━━ Provided records
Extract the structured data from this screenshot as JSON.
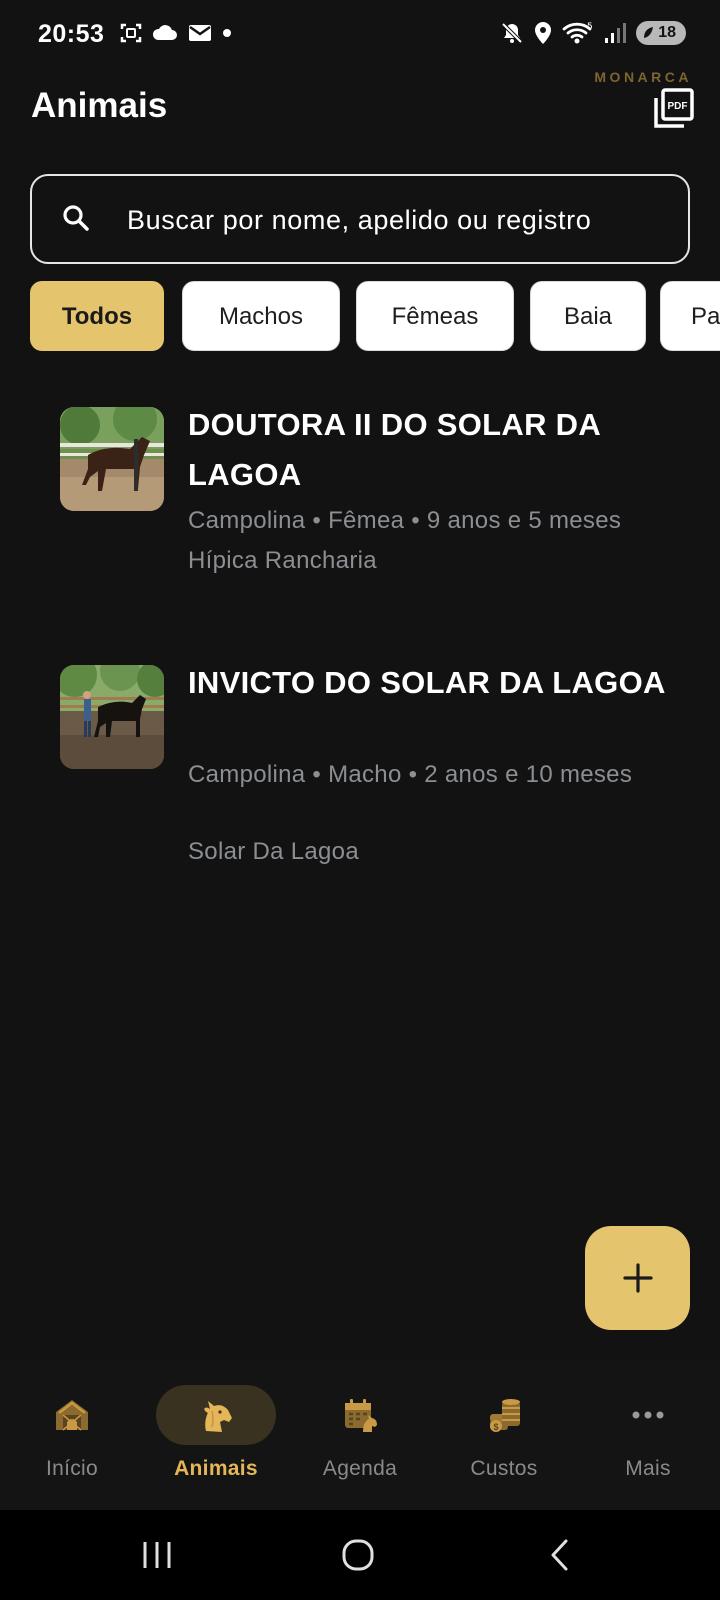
{
  "status_bar": {
    "time": "20:53",
    "battery": "18",
    "left_icons": [
      "screenshot-icon",
      "cloud-icon",
      "mail-icon",
      "dot-icon"
    ],
    "right_icons": [
      "mute-icon",
      "location-icon",
      "wifi-icon",
      "signal-icon",
      "battery-icon"
    ]
  },
  "header": {
    "title": "Animais",
    "brand": "MONARCA",
    "pdf_icon_label": "PDF"
  },
  "search": {
    "placeholder": "Buscar por nome, apelido ou registro",
    "value": ""
  },
  "filters": [
    {
      "label": "Todos",
      "active": true
    },
    {
      "label": "Machos",
      "active": false
    },
    {
      "label": "Fêmeas",
      "active": false
    },
    {
      "label": "Baia",
      "active": false
    },
    {
      "label": "Pa",
      "active": false
    }
  ],
  "animals": [
    {
      "name": "DOUTORA II DO SOLAR DA LAGOA",
      "details": "Campolina • Fêmea • 9 anos e 5 meses",
      "location": "Hípica Rancharia"
    },
    {
      "name": "INVICTO DO SOLAR DA LAGOA",
      "details": "Campolina • Macho • 2 anos e 10 meses",
      "location": "Solar Da Lagoa"
    }
  ],
  "fab": {
    "icon": "plus-icon"
  },
  "bottom_nav": [
    {
      "label": "Início",
      "icon": "stable-icon",
      "active": false
    },
    {
      "label": "Animais",
      "icon": "horse-head-icon",
      "active": true
    },
    {
      "label": "Agenda",
      "icon": "calendar-icon",
      "active": false
    },
    {
      "label": "Custos",
      "icon": "coins-icon",
      "active": false
    },
    {
      "label": "Mais",
      "icon": "more-icon",
      "active": false
    }
  ],
  "colors": {
    "background": "#121212",
    "accent": "#e5c46e",
    "nav_active_text": "#e5b657",
    "secondary_text": "#8b8e92"
  }
}
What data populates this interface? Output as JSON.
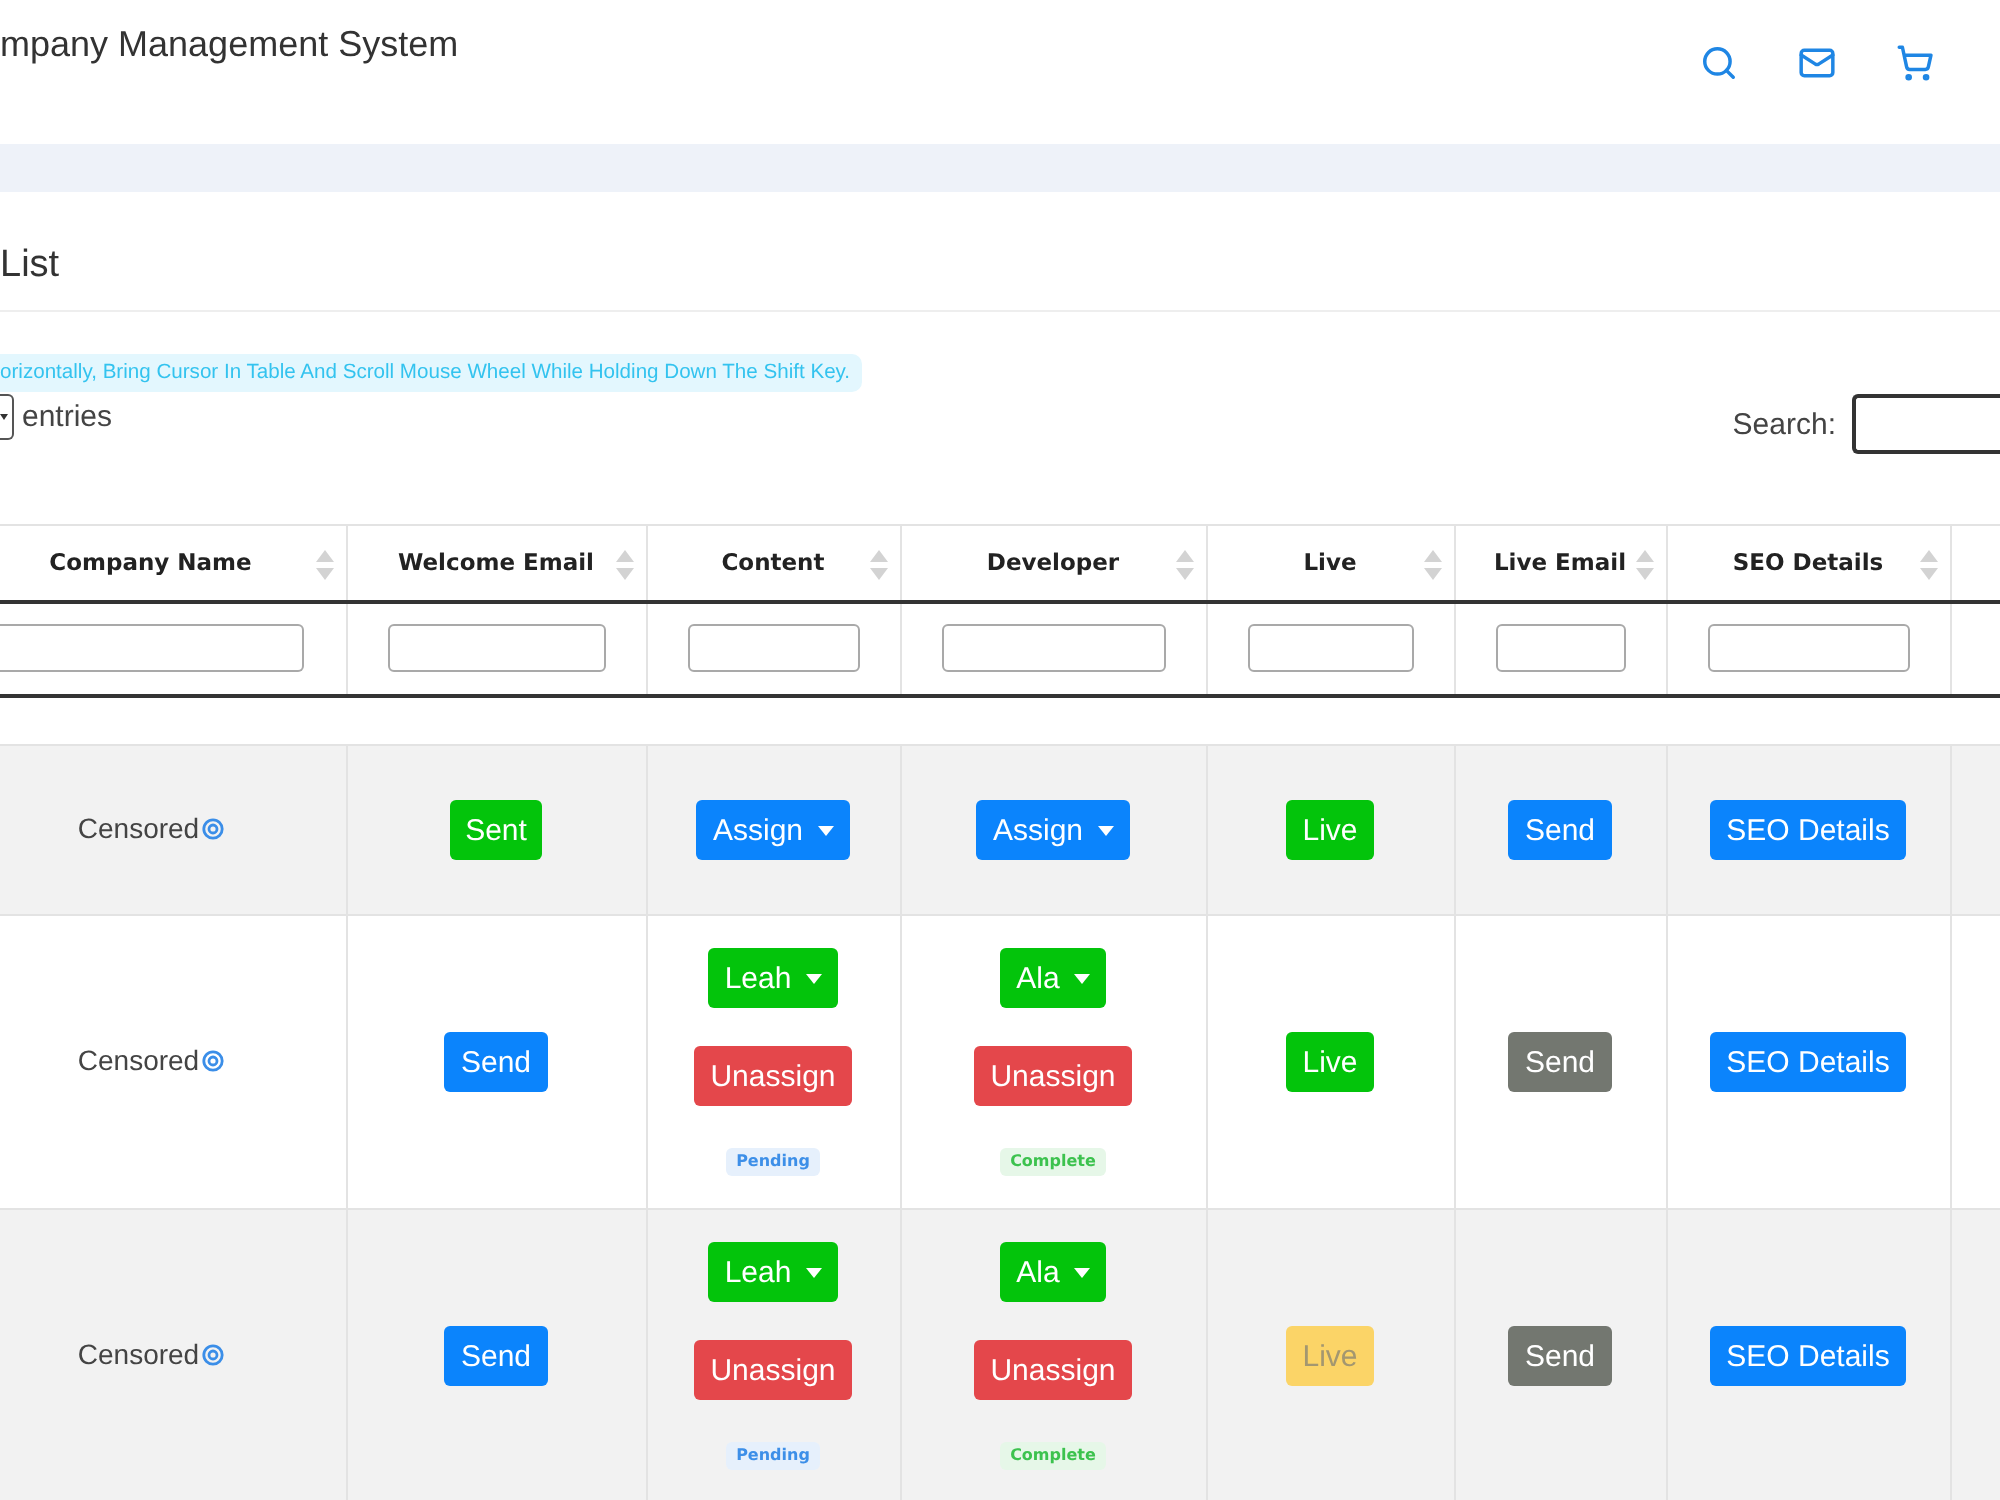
{
  "header": {
    "title": "mpany Management System"
  },
  "card": {
    "title": "List",
    "notice": "orizontally, Bring Cursor In Table And Scroll Mouse Wheel While Holding Down The Shift Key.",
    "length_label": "entries",
    "search_label": "Search:"
  },
  "table": {
    "columns": [
      {
        "label": "Company Name"
      },
      {
        "label": "Welcome Email"
      },
      {
        "label": "Content"
      },
      {
        "label": "Developer"
      },
      {
        "label": "Live"
      },
      {
        "label": "Live Email"
      },
      {
        "label": "SEO Details"
      }
    ],
    "rows": [
      {
        "company_name": "Censored",
        "welcome_email": [
          {
            "kind": "button",
            "label": "Sent",
            "color": "#03c40b"
          }
        ],
        "content": [
          {
            "kind": "dropdown",
            "label": "Assign",
            "color": "#0b84fc"
          }
        ],
        "developer": [
          {
            "kind": "dropdown",
            "label": "Assign",
            "color": "#0b84fc"
          }
        ],
        "live": [
          {
            "kind": "button",
            "label": "Live",
            "color": "#03c40b"
          }
        ],
        "live_email": [
          {
            "kind": "button",
            "label": "Send",
            "color": "#0b84fc"
          }
        ],
        "seo_details": [
          {
            "kind": "button",
            "label": "SEO Details",
            "color": "#0b84fc"
          }
        ]
      },
      {
        "company_name": "Censored",
        "welcome_email": [
          {
            "kind": "button",
            "label": "Send",
            "color": "#0b84fc"
          }
        ],
        "content": [
          {
            "kind": "dropdown",
            "label": "Leah",
            "color": "#03c40b"
          },
          {
            "kind": "button",
            "label": "Unassign",
            "color": "#e4474b"
          },
          {
            "kind": "badge",
            "label": "Pending",
            "color": "#3d8fe8"
          }
        ],
        "developer": [
          {
            "kind": "dropdown",
            "label": "Ala",
            "color": "#03c40b"
          },
          {
            "kind": "button",
            "label": "Unassign",
            "color": "#e4474b"
          },
          {
            "kind": "badge",
            "label": "Complete",
            "color": "#3cc24e"
          }
        ],
        "live": [
          {
            "kind": "button",
            "label": "Live",
            "color": "#03c40b"
          }
        ],
        "live_email": [
          {
            "kind": "button",
            "label": "Send",
            "color": "#737770"
          }
        ],
        "seo_details": [
          {
            "kind": "button",
            "label": "SEO Details",
            "color": "#0b84fc"
          }
        ]
      },
      {
        "company_name": "Censored",
        "welcome_email": [
          {
            "kind": "button",
            "label": "Send",
            "color": "#0b84fc"
          }
        ],
        "content": [
          {
            "kind": "dropdown",
            "label": "Leah",
            "color": "#03c40b"
          },
          {
            "kind": "button",
            "label": "Unassign",
            "color": "#e4474b"
          },
          {
            "kind": "badge",
            "label": "Pending",
            "color": "#3d8fe8"
          }
        ],
        "developer": [
          {
            "kind": "dropdown",
            "label": "Ala",
            "color": "#03c40b"
          },
          {
            "kind": "button",
            "label": "Unassign",
            "color": "#e4474b"
          },
          {
            "kind": "badge",
            "label": "Complete",
            "color": "#3cc24e"
          }
        ],
        "live": [
          {
            "kind": "button",
            "label": "Live",
            "color": "#fbd467"
          }
        ],
        "live_email": [
          {
            "kind": "button",
            "label": "Send",
            "color": "#737770"
          }
        ],
        "seo_details": [
          {
            "kind": "button",
            "label": "SEO Details",
            "color": "#0b84fc"
          }
        ]
      }
    ]
  }
}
━━━━
Leave out the pictures and transcribe everything else exactly.

Task answer —
Extract the structured data from this screenshot as JSON.
{
  "status_bar": {
    "time": "20:53",
    "battery": "18",
    "left_icons": [
      "screenshot-icon",
      "cloud-icon",
      "mail-icon",
      "dot-icon"
    ],
    "right_icons": [
      "mute-icon",
      "location-icon",
      "wifi-icon",
      "signal-icon",
      "battery-icon"
    ]
  },
  "header": {
    "title": "Animais",
    "brand": "MONARCA",
    "pdf_icon_label": "PDF"
  },
  "search": {
    "placeholder": "Buscar por nome, apelido ou registro",
    "value": ""
  },
  "filters": [
    {
      "label": "Todos",
      "active": true
    },
    {
      "label": "Machos",
      "active": false
    },
    {
      "label": "Fêmeas",
      "active": false
    },
    {
      "label": "Baia",
      "active": false
    },
    {
      "label": "Pa",
      "active": false
    }
  ],
  "animals": [
    {
      "name": "DOUTORA II DO SOLAR DA LAGOA",
      "details": "Campolina • Fêmea • 9 anos e 5 meses",
      "location": "Hípica Rancharia"
    },
    {
      "name": "INVICTO DO SOLAR DA LAGOA",
      "details": "Campolina • Macho • 2 anos e 10 meses",
      "location": "Solar Da Lagoa"
    }
  ],
  "fab": {
    "icon": "plus-icon"
  },
  "bottom_nav": [
    {
      "label": "Início",
      "icon": "stable-icon",
      "active": false
    },
    {
      "label": "Animais",
      "icon": "horse-head-icon",
      "active": true
    },
    {
      "label": "Agenda",
      "icon": "calendar-icon",
      "active": false
    },
    {
      "label": "Custos",
      "icon": "coins-icon",
      "active": false
    },
    {
      "label": "Mais",
      "icon": "more-icon",
      "active": false
    }
  ],
  "colors": {
    "background": "#121212",
    "accent": "#e5c46e",
    "nav_active_text": "#e5b657",
    "secondary_text": "#8b8e92"
  }
}
What data populates this interface? Output as JSON.
{
  "header": {
    "title": "mpany Management System"
  },
  "card": {
    "title": "List",
    "notice": "orizontally, Bring Cursor In Table And Scroll Mouse Wheel While Holding Down The Shift Key.",
    "length_label": "entries",
    "search_label": "Search:"
  },
  "table": {
    "columns": [
      {
        "label": "Company Name"
      },
      {
        "label": "Welcome Email"
      },
      {
        "label": "Content"
      },
      {
        "label": "Developer"
      },
      {
        "label": "Live"
      },
      {
        "label": "Live Email"
      },
      {
        "label": "SEO Details"
      }
    ],
    "rows": [
      {
        "company_name": "Censored",
        "welcome_email": [
          {
            "kind": "button",
            "label": "Sent",
            "color": "#03c40b"
          }
        ],
        "content": [
          {
            "kind": "dropdown",
            "label": "Assign",
            "color": "#0b84fc"
          }
        ],
        "developer": [
          {
            "kind": "dropdown",
            "label": "Assign",
            "color": "#0b84fc"
          }
        ],
        "live": [
          {
            "kind": "button",
            "label": "Live",
            "color": "#03c40b"
          }
        ],
        "live_email": [
          {
            "kind": "button",
            "label": "Send",
            "color": "#0b84fc"
          }
        ],
        "seo_details": [
          {
            "kind": "button",
            "label": "SEO Details",
            "color": "#0b84fc"
          }
        ]
      },
      {
        "company_name": "Censored",
        "welcome_email": [
          {
            "kind": "button",
            "label": "Send",
            "color": "#0b84fc"
          }
        ],
        "content": [
          {
            "kind": "dropdown",
            "label": "Leah",
            "color": "#03c40b"
          },
          {
            "kind": "button",
            "label": "Unassign",
            "color": "#e4474b"
          },
          {
            "kind": "badge",
            "label": "Pending",
            "color": "#3d8fe8"
          }
        ],
        "developer": [
          {
            "kind": "dropdown",
            "label": "Ala",
            "color": "#03c40b"
          },
          {
            "kind": "button",
            "label": "Unassign",
            "color": "#e4474b"
          },
          {
            "kind": "badge",
            "label": "Complete",
            "color": "#3cc24e"
          }
        ],
        "live": [
          {
            "kind": "button",
            "label": "Live",
            "color": "#03c40b"
          }
        ],
        "live_email": [
          {
            "kind": "button",
            "label": "Send",
            "color": "#737770"
          }
        ],
        "seo_details": [
          {
            "kind": "button",
            "label": "SEO Details",
            "color": "#0b84fc"
          }
        ]
      },
      {
        "company_name": "Censored",
        "welcome_email": [
          {
            "kind": "button",
            "label": "Send",
            "color": "#0b84fc"
          }
        ],
        "content": [
          {
            "kind": "dropdown",
            "label": "Leah",
            "color": "#03c40b"
          },
          {
            "kind": "button",
            "label": "Unassign",
            "color": "#e4474b"
          },
          {
            "kind": "badge",
            "label": "Pending",
            "color": "#3d8fe8"
          }
        ],
        "developer": [
          {
            "kind": "dropdown",
            "label": "Ala",
            "color": "#03c40b"
          },
          {
            "kind": "button",
            "label": "Unassign",
            "color": "#e4474b"
          },
          {
            "kind": "badge",
            "label": "Complete",
            "color": "#3cc24e"
          }
        ],
        "live": [
          {
            "kind": "button",
            "label": "Live",
            "color": "#fbd467"
          }
        ],
        "live_email": [
          {
            "kind": "button",
            "label": "Send",
            "color": "#737770"
          }
        ],
        "seo_details": [
          {
            "kind": "button",
            "label": "SEO Details",
            "color": "#0b84fc"
          }
        ]
      }
    ]
  }
}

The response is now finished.